[Saved data entries]
+===+

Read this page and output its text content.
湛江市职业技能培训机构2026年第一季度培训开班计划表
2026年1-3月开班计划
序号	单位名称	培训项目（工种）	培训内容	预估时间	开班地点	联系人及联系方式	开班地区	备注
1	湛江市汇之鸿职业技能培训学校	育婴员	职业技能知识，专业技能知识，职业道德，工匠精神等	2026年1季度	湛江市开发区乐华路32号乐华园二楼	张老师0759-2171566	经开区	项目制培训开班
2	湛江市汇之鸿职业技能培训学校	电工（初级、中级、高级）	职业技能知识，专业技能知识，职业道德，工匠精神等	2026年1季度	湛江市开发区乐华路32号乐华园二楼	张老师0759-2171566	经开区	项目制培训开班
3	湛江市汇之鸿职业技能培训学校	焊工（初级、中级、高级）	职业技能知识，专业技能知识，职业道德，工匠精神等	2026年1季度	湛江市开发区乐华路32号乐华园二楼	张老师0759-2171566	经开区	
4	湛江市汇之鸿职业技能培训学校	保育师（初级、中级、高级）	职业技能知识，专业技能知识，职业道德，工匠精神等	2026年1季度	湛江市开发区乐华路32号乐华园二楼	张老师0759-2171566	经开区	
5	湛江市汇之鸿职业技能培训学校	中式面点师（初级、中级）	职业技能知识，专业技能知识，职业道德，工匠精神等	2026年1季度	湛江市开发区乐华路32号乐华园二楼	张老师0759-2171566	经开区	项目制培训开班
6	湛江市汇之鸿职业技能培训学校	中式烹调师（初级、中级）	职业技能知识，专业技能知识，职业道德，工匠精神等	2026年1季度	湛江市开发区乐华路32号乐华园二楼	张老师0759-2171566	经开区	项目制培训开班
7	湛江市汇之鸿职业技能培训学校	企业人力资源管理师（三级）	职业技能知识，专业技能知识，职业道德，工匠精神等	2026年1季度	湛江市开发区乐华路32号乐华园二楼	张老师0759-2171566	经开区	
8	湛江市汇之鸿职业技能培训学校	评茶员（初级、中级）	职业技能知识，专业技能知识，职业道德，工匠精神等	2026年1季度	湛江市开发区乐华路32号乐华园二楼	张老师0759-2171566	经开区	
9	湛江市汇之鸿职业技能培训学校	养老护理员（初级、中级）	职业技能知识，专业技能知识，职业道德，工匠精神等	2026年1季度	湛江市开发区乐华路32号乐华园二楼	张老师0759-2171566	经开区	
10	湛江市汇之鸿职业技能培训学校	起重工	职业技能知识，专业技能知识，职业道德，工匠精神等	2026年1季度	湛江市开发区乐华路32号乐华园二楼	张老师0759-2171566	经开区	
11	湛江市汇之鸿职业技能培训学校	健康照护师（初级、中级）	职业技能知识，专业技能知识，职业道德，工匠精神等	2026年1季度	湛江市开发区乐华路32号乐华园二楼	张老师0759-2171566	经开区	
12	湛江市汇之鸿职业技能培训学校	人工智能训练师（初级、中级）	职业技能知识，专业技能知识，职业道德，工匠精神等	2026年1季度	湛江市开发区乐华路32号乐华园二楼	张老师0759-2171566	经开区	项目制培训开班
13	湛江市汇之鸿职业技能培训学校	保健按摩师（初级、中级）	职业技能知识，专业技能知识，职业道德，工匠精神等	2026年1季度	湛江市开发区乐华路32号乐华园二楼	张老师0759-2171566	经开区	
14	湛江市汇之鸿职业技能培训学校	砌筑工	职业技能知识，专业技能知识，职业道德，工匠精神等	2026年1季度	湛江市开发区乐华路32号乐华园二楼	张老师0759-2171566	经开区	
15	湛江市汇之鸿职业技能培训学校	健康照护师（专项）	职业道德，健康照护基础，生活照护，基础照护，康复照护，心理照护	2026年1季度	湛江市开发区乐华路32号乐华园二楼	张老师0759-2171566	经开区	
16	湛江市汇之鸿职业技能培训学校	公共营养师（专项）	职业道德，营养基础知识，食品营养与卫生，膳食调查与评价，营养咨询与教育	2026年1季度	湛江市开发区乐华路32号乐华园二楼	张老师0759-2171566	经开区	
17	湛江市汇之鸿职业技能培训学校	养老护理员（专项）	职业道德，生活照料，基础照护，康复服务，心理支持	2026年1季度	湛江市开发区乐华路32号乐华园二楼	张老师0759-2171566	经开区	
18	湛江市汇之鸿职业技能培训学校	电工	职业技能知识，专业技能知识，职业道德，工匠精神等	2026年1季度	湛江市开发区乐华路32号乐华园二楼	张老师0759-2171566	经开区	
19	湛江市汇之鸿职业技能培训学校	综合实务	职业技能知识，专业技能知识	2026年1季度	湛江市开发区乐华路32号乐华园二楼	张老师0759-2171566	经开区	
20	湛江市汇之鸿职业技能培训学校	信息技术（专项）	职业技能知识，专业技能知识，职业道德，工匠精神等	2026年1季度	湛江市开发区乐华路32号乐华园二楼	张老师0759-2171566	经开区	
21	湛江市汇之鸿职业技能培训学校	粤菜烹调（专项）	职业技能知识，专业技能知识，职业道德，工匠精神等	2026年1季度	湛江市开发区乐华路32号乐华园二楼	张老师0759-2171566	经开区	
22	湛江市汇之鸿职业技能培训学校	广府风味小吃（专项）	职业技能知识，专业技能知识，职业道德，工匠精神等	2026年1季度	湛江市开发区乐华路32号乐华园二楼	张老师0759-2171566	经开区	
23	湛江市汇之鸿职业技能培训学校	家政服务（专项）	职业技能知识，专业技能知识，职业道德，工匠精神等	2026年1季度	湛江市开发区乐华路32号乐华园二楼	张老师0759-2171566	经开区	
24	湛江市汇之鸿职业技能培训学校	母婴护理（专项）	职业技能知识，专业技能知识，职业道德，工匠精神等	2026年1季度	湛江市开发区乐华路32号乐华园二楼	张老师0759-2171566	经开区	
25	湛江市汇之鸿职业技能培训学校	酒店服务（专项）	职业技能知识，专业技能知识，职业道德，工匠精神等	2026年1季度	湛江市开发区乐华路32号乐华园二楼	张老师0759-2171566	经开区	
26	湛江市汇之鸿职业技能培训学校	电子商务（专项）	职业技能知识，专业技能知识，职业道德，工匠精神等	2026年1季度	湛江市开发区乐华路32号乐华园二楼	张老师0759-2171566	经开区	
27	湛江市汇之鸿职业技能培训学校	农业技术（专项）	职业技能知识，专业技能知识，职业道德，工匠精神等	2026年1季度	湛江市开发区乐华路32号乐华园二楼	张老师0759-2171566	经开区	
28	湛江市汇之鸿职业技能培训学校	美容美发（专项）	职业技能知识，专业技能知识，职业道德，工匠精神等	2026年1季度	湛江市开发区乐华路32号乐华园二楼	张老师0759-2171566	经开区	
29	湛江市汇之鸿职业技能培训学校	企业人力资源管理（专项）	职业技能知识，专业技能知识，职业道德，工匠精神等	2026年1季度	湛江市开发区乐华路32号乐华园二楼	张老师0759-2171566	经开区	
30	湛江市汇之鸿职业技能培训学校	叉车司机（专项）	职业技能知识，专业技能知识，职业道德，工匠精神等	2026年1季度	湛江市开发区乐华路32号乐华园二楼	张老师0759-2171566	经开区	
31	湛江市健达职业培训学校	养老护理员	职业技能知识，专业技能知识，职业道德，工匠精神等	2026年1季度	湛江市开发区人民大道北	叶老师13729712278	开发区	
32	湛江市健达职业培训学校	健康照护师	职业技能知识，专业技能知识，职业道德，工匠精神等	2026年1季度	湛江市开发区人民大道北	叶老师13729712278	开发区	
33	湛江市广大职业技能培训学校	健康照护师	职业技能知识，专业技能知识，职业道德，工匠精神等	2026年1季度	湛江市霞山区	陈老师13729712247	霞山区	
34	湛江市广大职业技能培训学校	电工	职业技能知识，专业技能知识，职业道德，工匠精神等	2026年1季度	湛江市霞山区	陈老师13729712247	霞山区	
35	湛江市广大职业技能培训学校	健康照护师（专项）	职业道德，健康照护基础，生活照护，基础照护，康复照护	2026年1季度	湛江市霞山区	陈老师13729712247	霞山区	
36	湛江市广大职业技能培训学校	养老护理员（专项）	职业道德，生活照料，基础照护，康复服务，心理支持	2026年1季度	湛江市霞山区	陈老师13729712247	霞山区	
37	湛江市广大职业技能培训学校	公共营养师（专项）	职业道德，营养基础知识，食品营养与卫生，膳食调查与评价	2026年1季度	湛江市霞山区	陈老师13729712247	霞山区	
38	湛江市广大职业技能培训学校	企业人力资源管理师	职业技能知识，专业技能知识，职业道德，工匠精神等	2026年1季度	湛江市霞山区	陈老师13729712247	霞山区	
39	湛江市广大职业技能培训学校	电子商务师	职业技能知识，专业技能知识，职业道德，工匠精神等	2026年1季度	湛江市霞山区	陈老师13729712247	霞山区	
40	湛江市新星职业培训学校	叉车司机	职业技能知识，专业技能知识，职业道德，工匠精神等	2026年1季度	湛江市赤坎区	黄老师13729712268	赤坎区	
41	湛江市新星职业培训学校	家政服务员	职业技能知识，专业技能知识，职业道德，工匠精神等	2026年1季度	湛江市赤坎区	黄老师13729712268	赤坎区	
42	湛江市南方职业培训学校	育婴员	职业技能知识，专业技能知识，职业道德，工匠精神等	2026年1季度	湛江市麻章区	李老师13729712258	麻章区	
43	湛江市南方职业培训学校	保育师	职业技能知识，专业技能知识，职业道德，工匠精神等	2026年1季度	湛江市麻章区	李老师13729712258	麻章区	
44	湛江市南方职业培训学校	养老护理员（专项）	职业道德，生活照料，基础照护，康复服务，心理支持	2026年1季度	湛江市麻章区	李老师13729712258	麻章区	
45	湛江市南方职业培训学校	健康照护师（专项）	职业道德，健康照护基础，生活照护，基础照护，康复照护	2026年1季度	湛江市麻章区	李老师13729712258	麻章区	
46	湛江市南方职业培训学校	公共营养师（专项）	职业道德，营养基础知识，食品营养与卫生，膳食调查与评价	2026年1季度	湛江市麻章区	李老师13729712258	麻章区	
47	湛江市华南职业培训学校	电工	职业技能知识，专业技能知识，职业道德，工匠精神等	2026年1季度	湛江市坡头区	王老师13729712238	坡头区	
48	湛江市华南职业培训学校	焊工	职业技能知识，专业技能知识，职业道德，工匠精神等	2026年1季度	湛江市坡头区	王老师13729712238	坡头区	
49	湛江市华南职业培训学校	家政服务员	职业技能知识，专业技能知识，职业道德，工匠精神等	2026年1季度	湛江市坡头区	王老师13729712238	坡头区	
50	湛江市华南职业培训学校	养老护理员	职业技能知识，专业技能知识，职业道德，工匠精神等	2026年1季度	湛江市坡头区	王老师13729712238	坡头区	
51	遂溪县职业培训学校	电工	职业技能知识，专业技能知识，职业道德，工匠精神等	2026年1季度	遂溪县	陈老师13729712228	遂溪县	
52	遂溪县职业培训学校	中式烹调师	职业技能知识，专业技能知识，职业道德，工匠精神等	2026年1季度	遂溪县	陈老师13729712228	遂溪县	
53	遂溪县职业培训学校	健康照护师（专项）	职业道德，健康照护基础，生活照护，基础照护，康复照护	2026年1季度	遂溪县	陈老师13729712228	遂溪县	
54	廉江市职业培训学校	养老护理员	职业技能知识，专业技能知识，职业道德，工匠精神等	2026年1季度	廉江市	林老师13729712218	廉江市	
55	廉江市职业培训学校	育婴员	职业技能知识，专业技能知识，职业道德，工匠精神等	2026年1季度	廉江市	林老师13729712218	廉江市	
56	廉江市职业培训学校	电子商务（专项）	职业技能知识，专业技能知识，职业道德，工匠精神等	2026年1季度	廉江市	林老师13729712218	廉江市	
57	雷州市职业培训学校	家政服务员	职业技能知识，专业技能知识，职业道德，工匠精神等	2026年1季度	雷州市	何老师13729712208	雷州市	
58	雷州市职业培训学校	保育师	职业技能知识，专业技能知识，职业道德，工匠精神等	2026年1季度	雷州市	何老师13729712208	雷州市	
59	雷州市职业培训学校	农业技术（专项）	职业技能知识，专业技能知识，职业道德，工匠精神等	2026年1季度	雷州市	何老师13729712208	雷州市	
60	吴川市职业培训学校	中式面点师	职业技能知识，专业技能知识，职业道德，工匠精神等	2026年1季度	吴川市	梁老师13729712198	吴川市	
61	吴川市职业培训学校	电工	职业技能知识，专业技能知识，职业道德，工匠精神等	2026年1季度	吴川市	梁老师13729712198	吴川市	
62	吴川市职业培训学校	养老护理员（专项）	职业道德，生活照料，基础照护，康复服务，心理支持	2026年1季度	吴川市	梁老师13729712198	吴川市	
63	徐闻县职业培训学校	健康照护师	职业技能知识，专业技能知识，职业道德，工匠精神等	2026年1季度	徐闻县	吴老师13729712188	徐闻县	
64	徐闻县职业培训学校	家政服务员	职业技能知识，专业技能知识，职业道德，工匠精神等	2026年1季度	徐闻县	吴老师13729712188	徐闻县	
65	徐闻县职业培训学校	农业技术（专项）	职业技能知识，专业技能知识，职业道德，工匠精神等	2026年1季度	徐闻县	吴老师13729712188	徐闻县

+===+

* _Problem to work on_
Pick out all lines containing the string "遂溪县职业培训学校".

* _Response_
51	遂溪县职业培训学校	电工	职业技能知识，专业技能知识，职业道德，工匠精神等	2026年1季度	遂溪县	陈老师13729712228	遂溪县	
52	遂溪县职业培训学校	中式烹调师	职业技能知识，专业技能知识，职业道德，工匠精神等	2026年1季度	遂溪县	陈老师13729712228	遂溪县	
53	遂溪县职业培训学校	健康照护师（专项）	职业道德，健康照护基础，生活照护，基础照护，康复照护	2026年1季度	遂溪县	陈老师13729712228	遂溪县	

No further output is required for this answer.